● Directive:
Find the string "NumThreads" in the records. Copy every line it appears in.

Extracted records
## START

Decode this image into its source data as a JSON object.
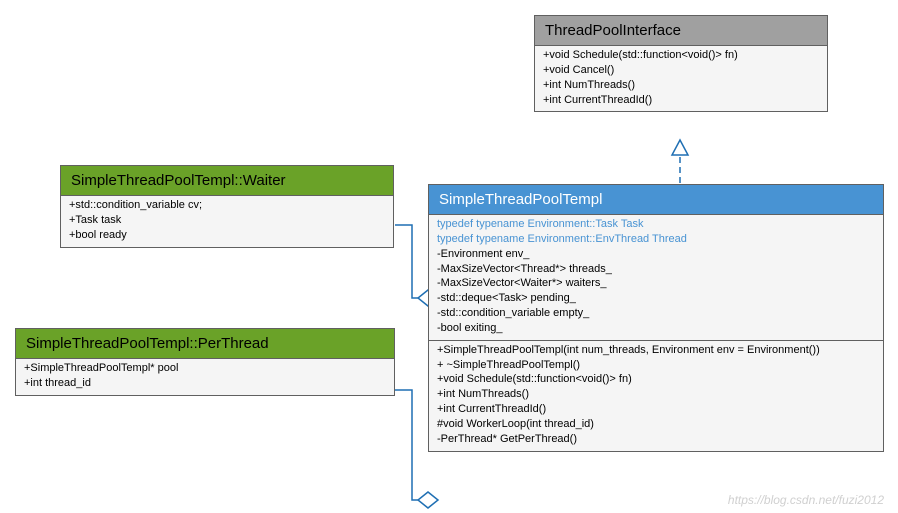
{
  "watermark": "https://blog.csdn.net/fuzi2012",
  "threadPoolInterface": {
    "title": "ThreadPoolInterface",
    "m0": "+void Schedule(std::function<void()> fn)",
    "m1": "+void Cancel()",
    "m2": "+int NumThreads()",
    "m3": "+int CurrentThreadId()"
  },
  "waiter": {
    "title": "SimpleThreadPoolTempl::Waiter",
    "m0": "+std::condition_variable cv;",
    "m1": "+Task task",
    "m2": "+bool ready"
  },
  "perThread": {
    "title": "SimpleThreadPoolTempl::PerThread",
    "m0": "+SimpleThreadPoolTempl* pool",
    "m1": "+int thread_id"
  },
  "simpleThreadPoolTempl": {
    "title": "SimpleThreadPoolTempl",
    "t0": "typedef typename Environment::Task Task",
    "t1": "typedef typename Environment::EnvThread Thread",
    "a0": "-Environment env_",
    "a1": "-MaxSizeVector<Thread*> threads_",
    "a2": "-MaxSizeVector<Waiter*> waiters_",
    "a3": "-std::deque<Task> pending_",
    "a4": "-std::condition_variable empty_",
    "a5": "-bool exiting_",
    "o0": "+SimpleThreadPoolTempl(int num_threads, Environment env = Environment())",
    "o1": "+ ~SimpleThreadPoolTempl()",
    "o2": "+void Schedule(std::function<void()> fn)",
    "o3": "+int NumThreads()",
    "o4": "+int CurrentThreadId()",
    "o5": "#void WorkerLoop(int thread_id)",
    "o6": "-PerThread* GetPerThread()"
  }
}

## END

● Expected output:
    "m2": "+int NumThreads()",
    "o3": "+int NumThreads()",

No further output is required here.